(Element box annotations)
★ ★ ★
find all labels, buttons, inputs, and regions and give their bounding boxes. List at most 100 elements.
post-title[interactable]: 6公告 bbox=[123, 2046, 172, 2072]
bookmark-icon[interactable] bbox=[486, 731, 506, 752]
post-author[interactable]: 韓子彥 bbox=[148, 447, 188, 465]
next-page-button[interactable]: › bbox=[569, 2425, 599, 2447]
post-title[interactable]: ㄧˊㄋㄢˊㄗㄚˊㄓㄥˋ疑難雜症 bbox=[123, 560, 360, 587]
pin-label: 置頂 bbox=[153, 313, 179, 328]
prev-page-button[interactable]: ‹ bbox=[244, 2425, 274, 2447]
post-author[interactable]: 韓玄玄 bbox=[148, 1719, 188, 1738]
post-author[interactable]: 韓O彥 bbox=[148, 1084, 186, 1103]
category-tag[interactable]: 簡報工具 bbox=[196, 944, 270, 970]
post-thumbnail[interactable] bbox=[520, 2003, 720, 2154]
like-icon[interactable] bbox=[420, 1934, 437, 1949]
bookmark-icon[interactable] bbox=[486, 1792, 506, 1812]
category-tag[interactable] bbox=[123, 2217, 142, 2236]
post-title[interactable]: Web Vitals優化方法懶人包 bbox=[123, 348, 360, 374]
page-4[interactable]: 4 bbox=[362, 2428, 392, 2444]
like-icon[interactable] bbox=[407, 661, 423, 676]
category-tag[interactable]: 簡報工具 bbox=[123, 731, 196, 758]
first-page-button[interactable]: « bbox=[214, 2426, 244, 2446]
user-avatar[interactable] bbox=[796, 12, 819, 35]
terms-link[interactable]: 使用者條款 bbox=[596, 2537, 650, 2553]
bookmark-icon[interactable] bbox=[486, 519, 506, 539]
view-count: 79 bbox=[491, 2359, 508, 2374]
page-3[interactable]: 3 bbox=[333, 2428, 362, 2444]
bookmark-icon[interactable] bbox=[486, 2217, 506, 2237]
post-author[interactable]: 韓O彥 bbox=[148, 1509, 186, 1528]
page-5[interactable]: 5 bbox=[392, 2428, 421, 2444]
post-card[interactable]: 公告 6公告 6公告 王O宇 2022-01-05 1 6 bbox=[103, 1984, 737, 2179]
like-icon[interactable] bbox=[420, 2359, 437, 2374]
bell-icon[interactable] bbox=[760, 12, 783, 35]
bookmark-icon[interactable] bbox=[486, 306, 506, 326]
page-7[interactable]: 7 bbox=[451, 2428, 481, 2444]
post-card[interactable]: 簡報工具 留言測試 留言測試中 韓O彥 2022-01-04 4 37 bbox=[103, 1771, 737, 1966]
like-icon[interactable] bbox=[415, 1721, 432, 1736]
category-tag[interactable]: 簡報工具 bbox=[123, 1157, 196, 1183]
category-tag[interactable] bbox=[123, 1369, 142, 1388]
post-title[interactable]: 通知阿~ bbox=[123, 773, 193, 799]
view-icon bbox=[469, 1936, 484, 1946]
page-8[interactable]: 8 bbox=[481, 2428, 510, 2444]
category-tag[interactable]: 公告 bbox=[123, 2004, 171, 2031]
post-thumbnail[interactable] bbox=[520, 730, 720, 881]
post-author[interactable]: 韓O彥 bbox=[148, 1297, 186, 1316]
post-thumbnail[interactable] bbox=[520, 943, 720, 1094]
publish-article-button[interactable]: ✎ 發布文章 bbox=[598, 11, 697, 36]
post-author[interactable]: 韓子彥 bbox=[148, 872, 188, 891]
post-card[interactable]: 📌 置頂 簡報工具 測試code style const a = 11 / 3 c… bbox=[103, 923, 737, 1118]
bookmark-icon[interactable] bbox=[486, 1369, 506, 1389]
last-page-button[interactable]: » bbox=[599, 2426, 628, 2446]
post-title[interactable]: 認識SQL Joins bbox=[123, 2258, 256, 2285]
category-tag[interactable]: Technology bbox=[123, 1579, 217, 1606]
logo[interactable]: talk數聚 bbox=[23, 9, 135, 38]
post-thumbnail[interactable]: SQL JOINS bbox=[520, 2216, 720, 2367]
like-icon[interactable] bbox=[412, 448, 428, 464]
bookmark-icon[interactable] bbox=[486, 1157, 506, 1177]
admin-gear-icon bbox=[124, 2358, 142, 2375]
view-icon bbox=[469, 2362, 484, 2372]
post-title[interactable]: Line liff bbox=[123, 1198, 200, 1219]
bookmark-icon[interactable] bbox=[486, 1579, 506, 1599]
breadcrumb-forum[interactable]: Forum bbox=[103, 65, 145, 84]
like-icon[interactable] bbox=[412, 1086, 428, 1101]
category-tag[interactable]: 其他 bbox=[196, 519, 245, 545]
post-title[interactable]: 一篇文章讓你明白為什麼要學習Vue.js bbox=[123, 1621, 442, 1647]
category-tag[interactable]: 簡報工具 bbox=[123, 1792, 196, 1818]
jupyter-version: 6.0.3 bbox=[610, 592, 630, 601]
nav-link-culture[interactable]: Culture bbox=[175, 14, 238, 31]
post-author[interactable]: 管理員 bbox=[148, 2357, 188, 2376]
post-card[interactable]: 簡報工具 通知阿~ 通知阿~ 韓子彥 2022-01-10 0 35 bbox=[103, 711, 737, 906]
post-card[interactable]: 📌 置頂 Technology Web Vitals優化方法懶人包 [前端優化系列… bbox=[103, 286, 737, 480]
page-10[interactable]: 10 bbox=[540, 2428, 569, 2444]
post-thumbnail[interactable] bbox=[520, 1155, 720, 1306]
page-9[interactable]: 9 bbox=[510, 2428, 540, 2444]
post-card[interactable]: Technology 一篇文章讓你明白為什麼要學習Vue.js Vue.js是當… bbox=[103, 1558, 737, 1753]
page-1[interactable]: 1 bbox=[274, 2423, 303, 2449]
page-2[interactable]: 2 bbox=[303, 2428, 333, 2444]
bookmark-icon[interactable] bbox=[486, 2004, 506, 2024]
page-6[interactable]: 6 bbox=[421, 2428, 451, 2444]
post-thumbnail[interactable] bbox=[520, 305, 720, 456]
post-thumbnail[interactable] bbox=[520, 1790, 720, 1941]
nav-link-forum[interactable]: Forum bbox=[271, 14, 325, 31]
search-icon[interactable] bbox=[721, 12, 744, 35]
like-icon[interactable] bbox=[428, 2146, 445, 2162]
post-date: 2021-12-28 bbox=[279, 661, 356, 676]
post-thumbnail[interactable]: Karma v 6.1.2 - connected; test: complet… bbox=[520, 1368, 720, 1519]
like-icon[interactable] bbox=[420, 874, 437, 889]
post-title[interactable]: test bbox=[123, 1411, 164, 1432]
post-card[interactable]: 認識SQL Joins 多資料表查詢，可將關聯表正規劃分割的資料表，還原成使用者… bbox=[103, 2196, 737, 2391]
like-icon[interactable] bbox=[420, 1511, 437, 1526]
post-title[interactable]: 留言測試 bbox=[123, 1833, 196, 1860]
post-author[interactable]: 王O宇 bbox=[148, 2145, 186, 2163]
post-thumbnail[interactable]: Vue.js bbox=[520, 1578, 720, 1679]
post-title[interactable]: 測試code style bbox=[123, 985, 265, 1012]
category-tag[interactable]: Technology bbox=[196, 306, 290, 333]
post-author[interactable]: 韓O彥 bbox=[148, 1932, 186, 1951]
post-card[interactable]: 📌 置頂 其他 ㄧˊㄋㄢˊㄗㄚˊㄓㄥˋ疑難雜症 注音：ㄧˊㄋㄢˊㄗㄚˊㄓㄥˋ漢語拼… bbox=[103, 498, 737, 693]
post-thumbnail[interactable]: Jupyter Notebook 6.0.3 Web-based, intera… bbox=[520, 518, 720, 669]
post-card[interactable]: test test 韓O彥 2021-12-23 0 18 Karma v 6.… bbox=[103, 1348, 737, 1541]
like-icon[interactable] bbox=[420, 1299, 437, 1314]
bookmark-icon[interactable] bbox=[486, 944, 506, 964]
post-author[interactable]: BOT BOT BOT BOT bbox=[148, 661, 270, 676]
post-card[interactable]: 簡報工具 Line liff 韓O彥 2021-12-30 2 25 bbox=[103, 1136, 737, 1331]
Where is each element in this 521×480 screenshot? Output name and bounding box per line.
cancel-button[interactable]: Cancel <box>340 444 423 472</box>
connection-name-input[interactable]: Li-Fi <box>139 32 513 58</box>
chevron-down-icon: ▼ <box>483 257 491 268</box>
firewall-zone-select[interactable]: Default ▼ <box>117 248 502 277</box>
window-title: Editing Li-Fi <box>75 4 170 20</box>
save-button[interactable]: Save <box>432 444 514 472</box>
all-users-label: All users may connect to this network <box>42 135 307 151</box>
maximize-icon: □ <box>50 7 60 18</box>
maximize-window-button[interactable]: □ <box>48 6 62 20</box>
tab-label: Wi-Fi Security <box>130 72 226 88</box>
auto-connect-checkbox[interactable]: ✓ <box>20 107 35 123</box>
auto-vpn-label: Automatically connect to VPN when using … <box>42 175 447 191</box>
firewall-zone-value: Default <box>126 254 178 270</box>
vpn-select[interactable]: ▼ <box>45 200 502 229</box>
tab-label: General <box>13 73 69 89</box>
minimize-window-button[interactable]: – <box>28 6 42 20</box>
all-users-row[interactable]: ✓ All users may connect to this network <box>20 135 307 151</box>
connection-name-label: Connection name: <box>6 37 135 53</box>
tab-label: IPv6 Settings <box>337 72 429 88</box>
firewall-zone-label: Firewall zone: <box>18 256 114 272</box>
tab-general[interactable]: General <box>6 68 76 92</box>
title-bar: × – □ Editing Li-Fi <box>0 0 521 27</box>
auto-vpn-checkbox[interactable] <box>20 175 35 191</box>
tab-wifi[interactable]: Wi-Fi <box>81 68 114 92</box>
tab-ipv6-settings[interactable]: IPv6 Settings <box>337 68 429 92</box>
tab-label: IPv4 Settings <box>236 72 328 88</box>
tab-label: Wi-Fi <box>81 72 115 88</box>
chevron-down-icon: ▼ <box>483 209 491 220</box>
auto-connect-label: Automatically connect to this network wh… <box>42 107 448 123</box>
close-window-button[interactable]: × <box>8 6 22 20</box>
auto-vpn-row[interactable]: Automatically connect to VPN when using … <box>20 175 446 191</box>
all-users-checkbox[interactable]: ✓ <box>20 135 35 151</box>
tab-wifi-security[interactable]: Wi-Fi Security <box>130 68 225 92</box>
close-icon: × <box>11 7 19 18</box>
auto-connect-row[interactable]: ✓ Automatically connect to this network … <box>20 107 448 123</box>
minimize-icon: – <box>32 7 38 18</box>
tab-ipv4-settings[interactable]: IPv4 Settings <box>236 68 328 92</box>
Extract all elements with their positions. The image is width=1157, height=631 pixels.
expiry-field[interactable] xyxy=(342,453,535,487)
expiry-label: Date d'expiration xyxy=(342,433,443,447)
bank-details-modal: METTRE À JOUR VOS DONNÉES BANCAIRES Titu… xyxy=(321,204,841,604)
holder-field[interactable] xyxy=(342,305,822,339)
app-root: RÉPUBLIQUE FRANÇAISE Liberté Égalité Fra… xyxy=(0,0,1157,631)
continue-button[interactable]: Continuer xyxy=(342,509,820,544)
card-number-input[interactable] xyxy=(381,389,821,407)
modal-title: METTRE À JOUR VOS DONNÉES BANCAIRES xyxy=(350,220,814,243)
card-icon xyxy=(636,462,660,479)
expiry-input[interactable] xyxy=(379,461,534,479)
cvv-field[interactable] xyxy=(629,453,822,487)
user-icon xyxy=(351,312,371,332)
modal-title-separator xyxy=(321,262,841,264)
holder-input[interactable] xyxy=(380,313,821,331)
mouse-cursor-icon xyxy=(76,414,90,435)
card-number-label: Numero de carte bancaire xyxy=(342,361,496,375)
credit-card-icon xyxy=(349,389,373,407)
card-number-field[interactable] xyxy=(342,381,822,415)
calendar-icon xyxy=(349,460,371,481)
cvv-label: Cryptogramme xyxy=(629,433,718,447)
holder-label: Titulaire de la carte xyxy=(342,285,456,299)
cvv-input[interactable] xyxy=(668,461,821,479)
★ ★ ★
Can you reproduce word for word every line of the items from the very first line through the line containing "post-author[interactable]: 韓O彥 bbox=[148, 1084, 186, 1103]", including that line?

find all labels, buttons, inputs, and regions and give their bounding boxes. List at most 100 elements.
post-title[interactable]: 6公告 bbox=[123, 2046, 172, 2072]
bookmark-icon[interactable] bbox=[486, 731, 506, 752]
post-author[interactable]: 韓子彥 bbox=[148, 447, 188, 465]
next-page-button[interactable]: › bbox=[569, 2425, 599, 2447]
post-title[interactable]: ㄧˊㄋㄢˊㄗㄚˊㄓㄥˋ疑難雜症 bbox=[123, 560, 360, 587]
pin-label: 置頂 bbox=[153, 313, 179, 328]
prev-page-button[interactable]: ‹ bbox=[244, 2425, 274, 2447]
post-author[interactable]: 韓玄玄 bbox=[148, 1719, 188, 1738]
post-author[interactable]: 韓O彥 bbox=[148, 1084, 186, 1103]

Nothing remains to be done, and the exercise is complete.